Rename every instance of "quoted-matn" in the data below to "quoted-base-text", and reproduce all other lines unchanged. Omit the pictures from your answer.

Element placement data:
* Start *
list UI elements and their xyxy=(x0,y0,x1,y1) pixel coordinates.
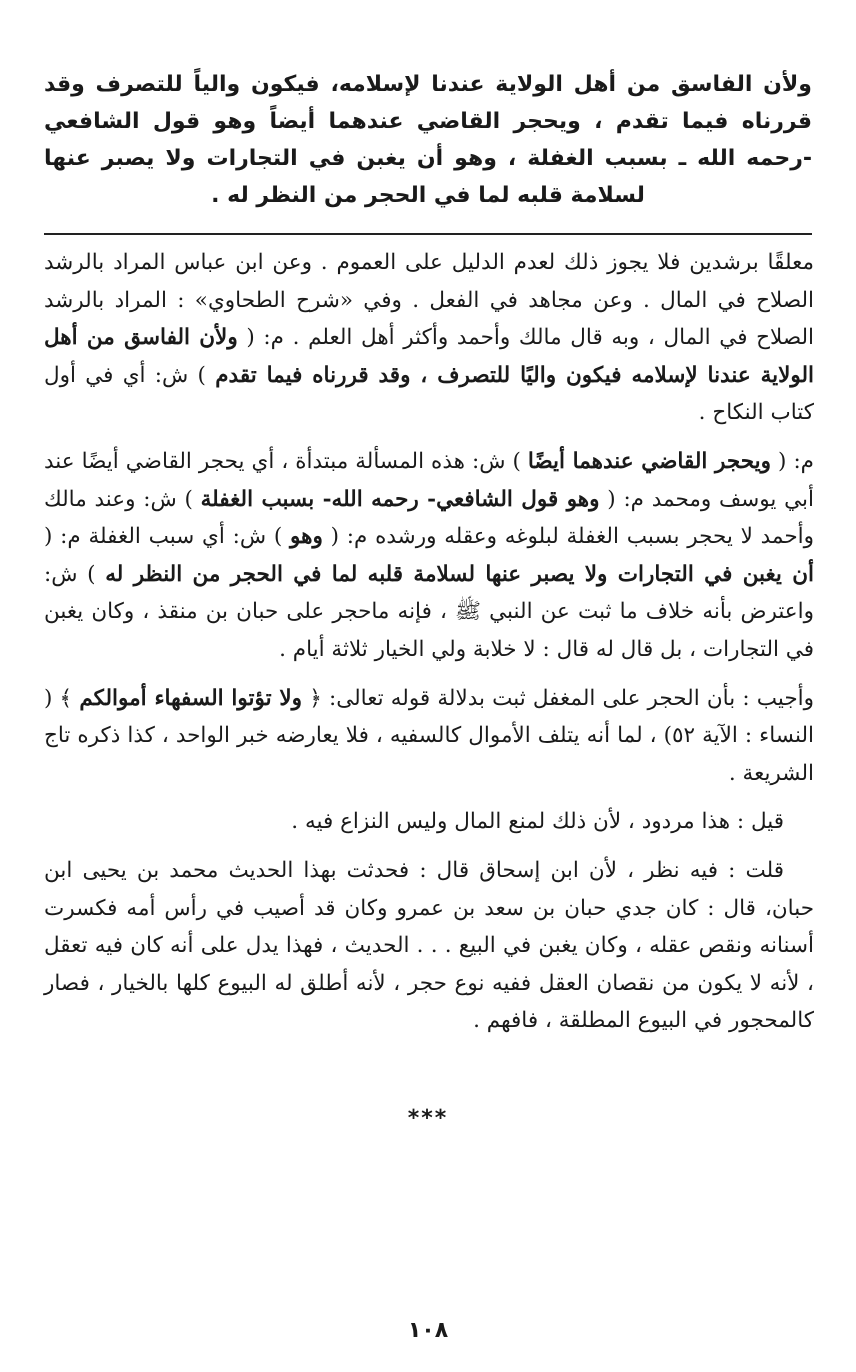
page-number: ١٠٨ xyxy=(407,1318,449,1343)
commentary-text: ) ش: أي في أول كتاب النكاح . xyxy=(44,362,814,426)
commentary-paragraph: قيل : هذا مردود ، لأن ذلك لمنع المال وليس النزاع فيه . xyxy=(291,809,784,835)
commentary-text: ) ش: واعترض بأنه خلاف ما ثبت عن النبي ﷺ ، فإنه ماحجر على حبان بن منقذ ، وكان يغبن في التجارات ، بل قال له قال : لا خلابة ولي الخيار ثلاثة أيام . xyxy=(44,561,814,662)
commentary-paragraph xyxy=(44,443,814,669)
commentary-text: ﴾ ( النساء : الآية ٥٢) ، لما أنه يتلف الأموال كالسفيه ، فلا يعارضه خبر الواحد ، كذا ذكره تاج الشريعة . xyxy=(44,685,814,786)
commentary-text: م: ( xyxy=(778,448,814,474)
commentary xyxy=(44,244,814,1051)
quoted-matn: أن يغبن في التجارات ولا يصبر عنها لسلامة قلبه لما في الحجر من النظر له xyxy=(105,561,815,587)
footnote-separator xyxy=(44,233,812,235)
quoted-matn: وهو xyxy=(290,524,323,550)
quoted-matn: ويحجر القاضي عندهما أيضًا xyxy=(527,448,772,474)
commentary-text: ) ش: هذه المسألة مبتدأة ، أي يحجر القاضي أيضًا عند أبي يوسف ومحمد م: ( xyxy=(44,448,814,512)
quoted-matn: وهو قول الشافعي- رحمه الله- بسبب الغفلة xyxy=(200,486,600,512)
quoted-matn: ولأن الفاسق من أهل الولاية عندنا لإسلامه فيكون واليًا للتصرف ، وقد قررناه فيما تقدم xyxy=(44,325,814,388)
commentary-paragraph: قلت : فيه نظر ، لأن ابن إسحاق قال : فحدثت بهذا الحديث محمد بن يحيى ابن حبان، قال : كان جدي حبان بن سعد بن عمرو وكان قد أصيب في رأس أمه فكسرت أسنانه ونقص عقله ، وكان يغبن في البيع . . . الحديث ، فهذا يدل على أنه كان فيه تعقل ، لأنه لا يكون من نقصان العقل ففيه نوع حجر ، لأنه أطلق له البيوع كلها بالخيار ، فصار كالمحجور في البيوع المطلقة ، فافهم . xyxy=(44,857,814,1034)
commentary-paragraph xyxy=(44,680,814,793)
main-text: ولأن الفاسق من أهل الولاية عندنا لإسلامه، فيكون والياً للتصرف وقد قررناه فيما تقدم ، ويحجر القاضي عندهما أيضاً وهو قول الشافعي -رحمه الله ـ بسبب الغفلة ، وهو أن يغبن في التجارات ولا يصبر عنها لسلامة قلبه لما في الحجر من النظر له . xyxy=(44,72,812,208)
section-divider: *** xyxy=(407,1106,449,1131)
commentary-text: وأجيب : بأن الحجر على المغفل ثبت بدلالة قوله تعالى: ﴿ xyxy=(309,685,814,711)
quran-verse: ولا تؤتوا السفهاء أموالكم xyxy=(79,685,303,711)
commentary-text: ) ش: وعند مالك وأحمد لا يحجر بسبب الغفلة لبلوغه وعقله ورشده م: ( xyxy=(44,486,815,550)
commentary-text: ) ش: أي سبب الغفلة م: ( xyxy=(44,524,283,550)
* End *
RIGHT ANSWER -
list UI elements and their xyxy=(x0,y0,x1,y1) pixel coordinates.
page-number: ١٠٨ xyxy=(407,1318,449,1343)
commentary-text: ) ش: أي في أول كتاب النكاح . xyxy=(44,362,814,426)
commentary-paragraph: قيل : هذا مردود ، لأن ذلك لمنع المال وليس النزاع فيه . xyxy=(291,809,784,835)
commentary-text: ) ش: واعترض بأنه خلاف ما ثبت عن النبي ﷺ ، فإنه ماحجر على حبان بن منقذ ، وكان يغبن في التجارات ، بل قال له قال : لا خلابة ولي الخيار ثلاثة أيام . xyxy=(44,561,814,662)
commentary-paragraph xyxy=(44,443,814,669)
commentary-text: ﴾ ( النساء : الآية ٥٢) ، لما أنه يتلف الأموال كالسفيه ، فلا يعارضه خبر الواحد ، كذا ذكره تاج الشريعة . xyxy=(44,685,814,786)
commentary-text: م: ( xyxy=(778,448,814,474)
commentary xyxy=(44,244,814,1051)
quoted-base-text: أن يغبن في التجارات ولا يصبر عنها لسلامة قلبه لما في الحجر من النظر له xyxy=(105,561,815,587)
footnote-separator xyxy=(44,233,812,235)
quoted-base-text: وهو xyxy=(290,524,323,550)
quoted-base-text: ويحجر القاضي عندهما أيضًا xyxy=(527,448,772,474)
commentary-text: ) ش: هذه المسألة مبتدأة ، أي يحجر القاضي أيضًا عند أبي يوسف ومحمد م: ( xyxy=(44,448,814,512)
quoted-base-text: وهو قول الشافعي- رحمه الله- بسبب الغفلة xyxy=(200,486,600,512)
quoted-base-text: ولأن الفاسق من أهل الولاية عندنا لإسلامه فيكون واليًا للتصرف ، وقد قررناه فيما تقدم xyxy=(44,325,814,388)
commentary-paragraph: قلت : فيه نظر ، لأن ابن إسحاق قال : فحدثت بهذا الحديث محمد بن يحيى ابن حبان، قال : كان جدي حبان بن سعد بن عمرو وكان قد أصيب في رأس أمه فكسرت أسنانه ونقص عقله ، وكان يغبن في البيع . . . الحديث ، فهذا يدل على أنه كان فيه تعقل ، لأنه لا يكون من نقصان العقل ففيه نوع حجر ، لأنه أطلق له البيوع كلها بالخيار ، فصار كالمحجور في البيوع المطلقة ، فافهم . xyxy=(44,857,814,1034)
commentary-paragraph xyxy=(44,680,814,793)
main-text: ولأن الفاسق من أهل الولاية عندنا لإسلامه، فيكون والياً للتصرف وقد قررناه فيما تقدم ، ويحجر القاضي عندهما أيضاً وهو قول الشافعي -رحمه الله ـ بسبب الغفلة ، وهو أن يغبن في التجارات ولا يصبر عنها لسلامة قلبه لما في الحجر من النظر له . xyxy=(44,72,812,208)
section-divider: *** xyxy=(407,1106,449,1131)
commentary-text: وأجيب : بأن الحجر على المغفل ثبت بدلالة قوله تعالى: ﴿ xyxy=(309,685,814,711)
quran-verse: ولا تؤتوا السفهاء أموالكم xyxy=(79,685,303,711)
commentary-text: ) ش: وعند مالك وأحمد لا يحجر بسبب الغفلة لبلوغه وعقله ورشده م: ( xyxy=(44,486,815,550)
commentary-text: ) ش: أي سبب الغفلة م: ( xyxy=(44,524,283,550)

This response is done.